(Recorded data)
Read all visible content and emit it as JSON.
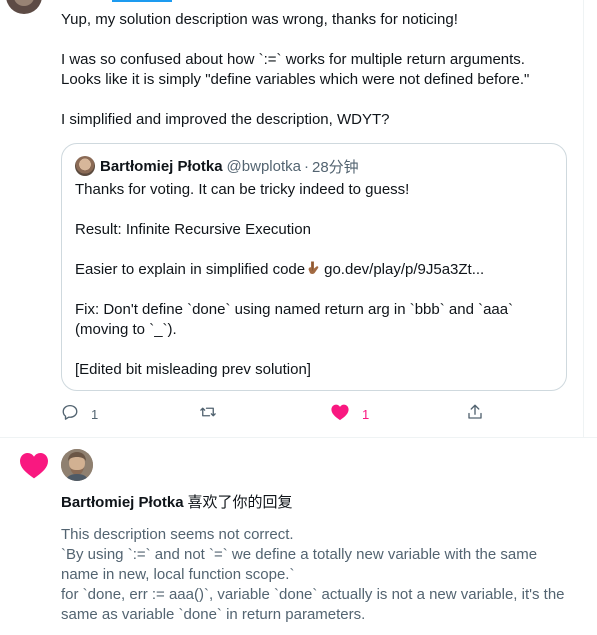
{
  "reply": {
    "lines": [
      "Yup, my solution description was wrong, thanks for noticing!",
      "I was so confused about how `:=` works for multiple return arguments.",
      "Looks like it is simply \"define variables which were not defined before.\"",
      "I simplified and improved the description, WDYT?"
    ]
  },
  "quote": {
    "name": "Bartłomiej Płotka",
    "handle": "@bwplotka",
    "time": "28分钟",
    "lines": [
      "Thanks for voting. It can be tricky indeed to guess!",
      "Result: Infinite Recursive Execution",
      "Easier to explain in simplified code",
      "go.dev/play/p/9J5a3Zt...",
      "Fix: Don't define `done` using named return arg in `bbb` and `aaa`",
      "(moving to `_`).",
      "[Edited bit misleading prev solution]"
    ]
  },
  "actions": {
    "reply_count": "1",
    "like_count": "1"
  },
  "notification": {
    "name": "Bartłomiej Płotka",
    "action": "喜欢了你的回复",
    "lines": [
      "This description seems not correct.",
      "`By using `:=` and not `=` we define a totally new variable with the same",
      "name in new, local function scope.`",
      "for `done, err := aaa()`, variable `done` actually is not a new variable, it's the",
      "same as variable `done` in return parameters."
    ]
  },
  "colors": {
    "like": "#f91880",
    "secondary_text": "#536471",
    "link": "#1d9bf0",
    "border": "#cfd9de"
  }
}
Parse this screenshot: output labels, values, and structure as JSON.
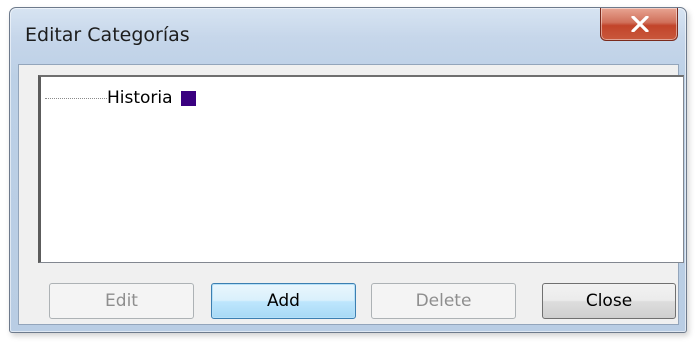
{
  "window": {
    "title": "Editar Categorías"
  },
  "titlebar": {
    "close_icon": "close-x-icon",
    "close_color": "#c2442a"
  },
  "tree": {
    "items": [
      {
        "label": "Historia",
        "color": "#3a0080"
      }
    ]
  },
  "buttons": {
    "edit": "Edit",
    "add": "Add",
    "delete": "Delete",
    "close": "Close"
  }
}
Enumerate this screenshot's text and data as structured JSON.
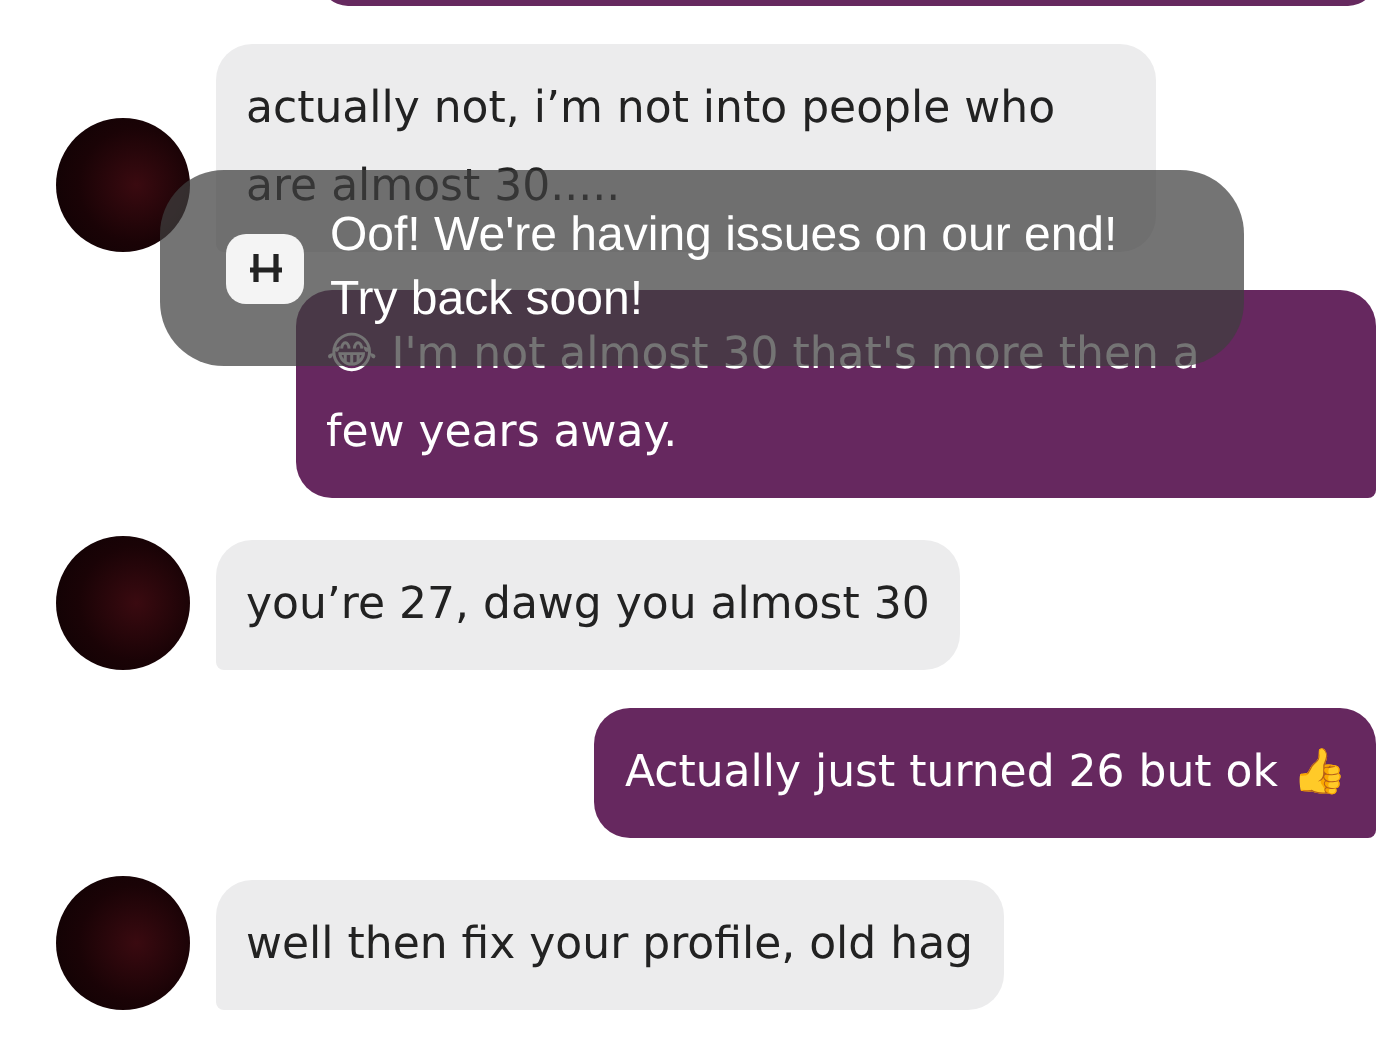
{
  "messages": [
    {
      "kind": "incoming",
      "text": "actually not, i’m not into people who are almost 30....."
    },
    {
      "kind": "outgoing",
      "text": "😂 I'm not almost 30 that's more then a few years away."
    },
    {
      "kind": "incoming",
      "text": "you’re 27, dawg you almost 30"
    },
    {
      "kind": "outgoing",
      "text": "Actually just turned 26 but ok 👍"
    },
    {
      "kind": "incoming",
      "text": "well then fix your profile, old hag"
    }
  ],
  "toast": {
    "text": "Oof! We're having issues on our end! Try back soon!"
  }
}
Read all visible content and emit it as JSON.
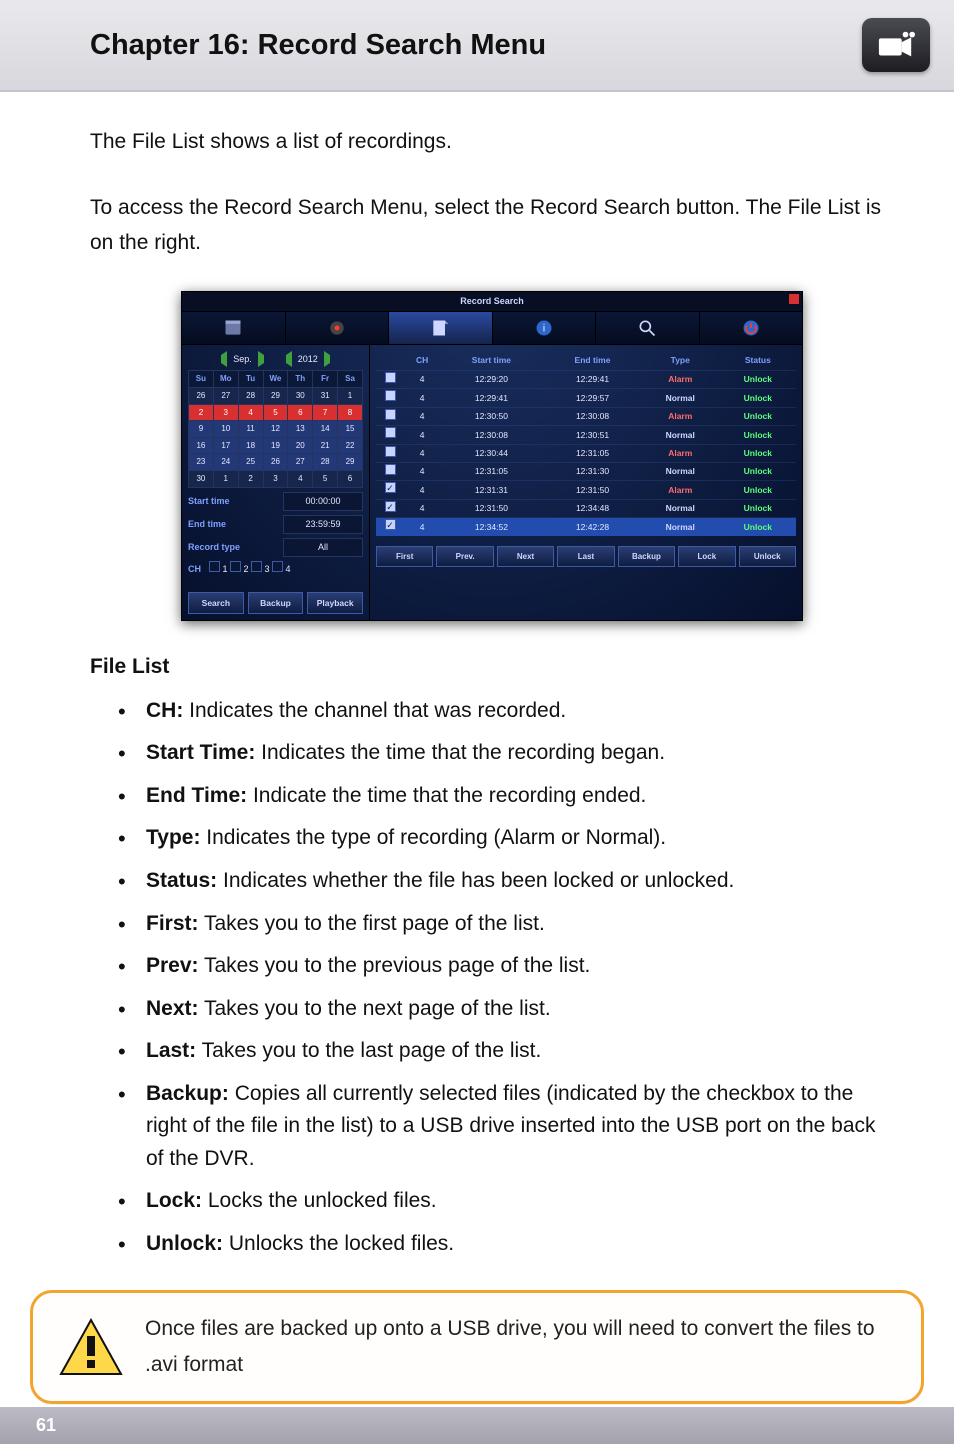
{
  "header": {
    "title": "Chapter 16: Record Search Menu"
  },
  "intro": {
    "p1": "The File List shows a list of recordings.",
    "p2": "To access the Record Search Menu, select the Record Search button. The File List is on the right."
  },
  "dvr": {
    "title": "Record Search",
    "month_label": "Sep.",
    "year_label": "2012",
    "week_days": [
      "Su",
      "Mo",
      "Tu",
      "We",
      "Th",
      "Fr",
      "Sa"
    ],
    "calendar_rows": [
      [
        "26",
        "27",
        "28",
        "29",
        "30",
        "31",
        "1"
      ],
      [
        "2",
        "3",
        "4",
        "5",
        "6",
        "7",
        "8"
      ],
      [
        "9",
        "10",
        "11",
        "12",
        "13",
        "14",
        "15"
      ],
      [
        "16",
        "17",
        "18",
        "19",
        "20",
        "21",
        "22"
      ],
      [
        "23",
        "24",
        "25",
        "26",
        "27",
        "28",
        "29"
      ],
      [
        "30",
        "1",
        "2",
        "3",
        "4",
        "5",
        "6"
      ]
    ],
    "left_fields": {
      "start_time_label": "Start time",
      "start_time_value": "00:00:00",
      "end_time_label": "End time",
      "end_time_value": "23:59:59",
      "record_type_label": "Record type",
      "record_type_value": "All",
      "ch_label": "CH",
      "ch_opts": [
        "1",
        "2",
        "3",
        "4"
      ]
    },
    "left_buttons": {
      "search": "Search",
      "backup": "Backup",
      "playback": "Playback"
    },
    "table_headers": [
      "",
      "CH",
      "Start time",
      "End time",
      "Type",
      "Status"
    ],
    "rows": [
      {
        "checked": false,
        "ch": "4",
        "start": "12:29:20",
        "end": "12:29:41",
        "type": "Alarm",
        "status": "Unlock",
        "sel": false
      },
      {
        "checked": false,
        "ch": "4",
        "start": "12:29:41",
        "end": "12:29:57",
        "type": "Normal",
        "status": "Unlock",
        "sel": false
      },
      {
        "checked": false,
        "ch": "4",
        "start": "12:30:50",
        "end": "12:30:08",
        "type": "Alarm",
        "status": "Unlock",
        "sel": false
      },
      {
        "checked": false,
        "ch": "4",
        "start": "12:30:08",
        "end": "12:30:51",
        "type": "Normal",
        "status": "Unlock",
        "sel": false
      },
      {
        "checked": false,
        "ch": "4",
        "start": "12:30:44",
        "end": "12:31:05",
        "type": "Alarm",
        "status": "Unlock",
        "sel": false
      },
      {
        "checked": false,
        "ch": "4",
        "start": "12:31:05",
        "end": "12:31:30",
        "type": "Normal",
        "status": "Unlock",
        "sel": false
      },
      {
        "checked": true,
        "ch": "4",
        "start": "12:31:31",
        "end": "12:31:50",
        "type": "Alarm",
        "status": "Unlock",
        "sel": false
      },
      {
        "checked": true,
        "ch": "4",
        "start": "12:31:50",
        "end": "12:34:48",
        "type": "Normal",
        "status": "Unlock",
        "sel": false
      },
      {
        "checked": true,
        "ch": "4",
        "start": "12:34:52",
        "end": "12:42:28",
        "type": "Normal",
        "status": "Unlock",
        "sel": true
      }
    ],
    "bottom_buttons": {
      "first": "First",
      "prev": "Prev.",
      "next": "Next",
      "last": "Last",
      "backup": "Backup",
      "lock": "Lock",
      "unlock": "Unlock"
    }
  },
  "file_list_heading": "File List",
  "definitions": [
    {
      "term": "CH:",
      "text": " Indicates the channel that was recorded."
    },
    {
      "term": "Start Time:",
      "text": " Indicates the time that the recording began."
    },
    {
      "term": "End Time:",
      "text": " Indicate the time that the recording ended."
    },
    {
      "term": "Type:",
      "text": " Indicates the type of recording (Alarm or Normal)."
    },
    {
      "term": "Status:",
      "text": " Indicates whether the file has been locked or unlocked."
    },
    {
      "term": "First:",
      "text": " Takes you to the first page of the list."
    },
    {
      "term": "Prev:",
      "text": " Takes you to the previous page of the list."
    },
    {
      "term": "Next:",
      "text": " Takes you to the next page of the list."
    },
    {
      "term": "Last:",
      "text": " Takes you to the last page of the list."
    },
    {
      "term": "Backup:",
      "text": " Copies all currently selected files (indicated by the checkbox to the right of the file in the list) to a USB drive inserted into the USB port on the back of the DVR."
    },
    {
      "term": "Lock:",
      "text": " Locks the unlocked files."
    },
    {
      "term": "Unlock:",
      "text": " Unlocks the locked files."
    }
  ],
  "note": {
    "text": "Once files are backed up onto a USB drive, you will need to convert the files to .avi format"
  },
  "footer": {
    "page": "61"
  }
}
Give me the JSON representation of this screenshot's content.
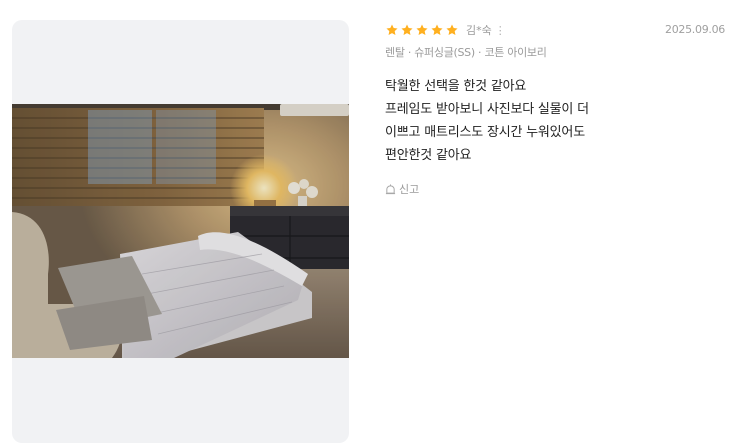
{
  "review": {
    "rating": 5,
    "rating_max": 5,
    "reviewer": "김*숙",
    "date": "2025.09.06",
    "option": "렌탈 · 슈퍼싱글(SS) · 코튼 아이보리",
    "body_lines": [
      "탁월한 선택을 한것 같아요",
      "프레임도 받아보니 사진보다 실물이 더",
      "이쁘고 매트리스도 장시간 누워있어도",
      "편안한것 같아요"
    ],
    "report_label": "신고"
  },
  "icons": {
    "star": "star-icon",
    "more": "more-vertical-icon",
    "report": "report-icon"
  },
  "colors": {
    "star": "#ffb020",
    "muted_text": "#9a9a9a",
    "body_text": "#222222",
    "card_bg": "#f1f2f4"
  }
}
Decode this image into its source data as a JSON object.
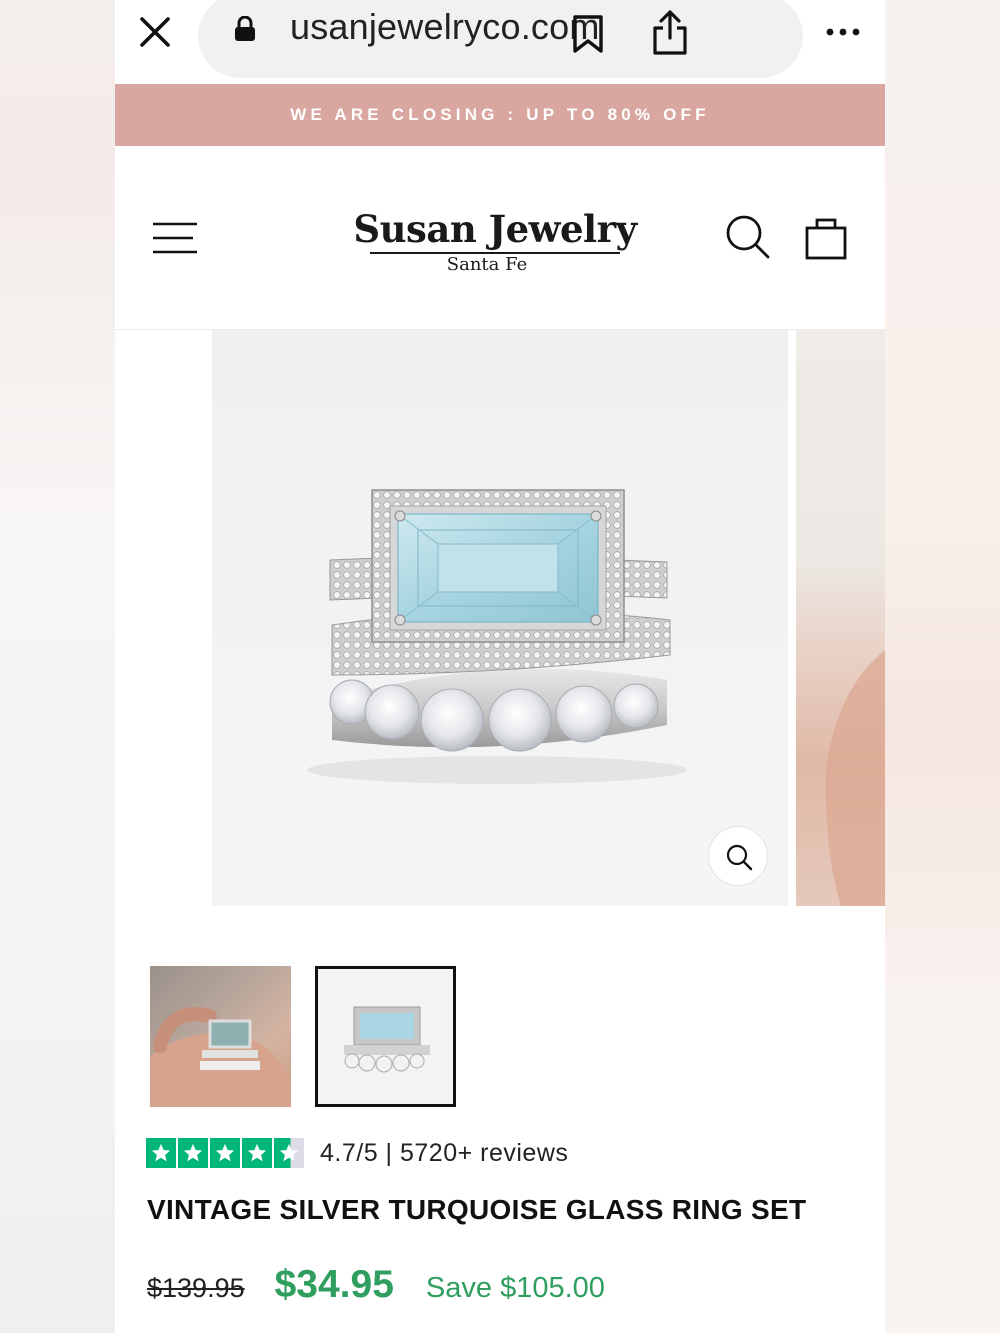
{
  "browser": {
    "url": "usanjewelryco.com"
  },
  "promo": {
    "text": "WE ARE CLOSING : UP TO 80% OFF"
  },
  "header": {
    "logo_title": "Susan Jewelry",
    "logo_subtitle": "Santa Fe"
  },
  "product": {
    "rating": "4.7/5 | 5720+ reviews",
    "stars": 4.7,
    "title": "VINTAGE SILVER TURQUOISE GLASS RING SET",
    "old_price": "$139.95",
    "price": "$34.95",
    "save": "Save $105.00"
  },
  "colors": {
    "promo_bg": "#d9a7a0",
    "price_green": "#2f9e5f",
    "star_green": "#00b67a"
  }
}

**Challenge:**
Determine how many lines above contain "right" as a word or string. Give the number alone.

**Result of this task:**
2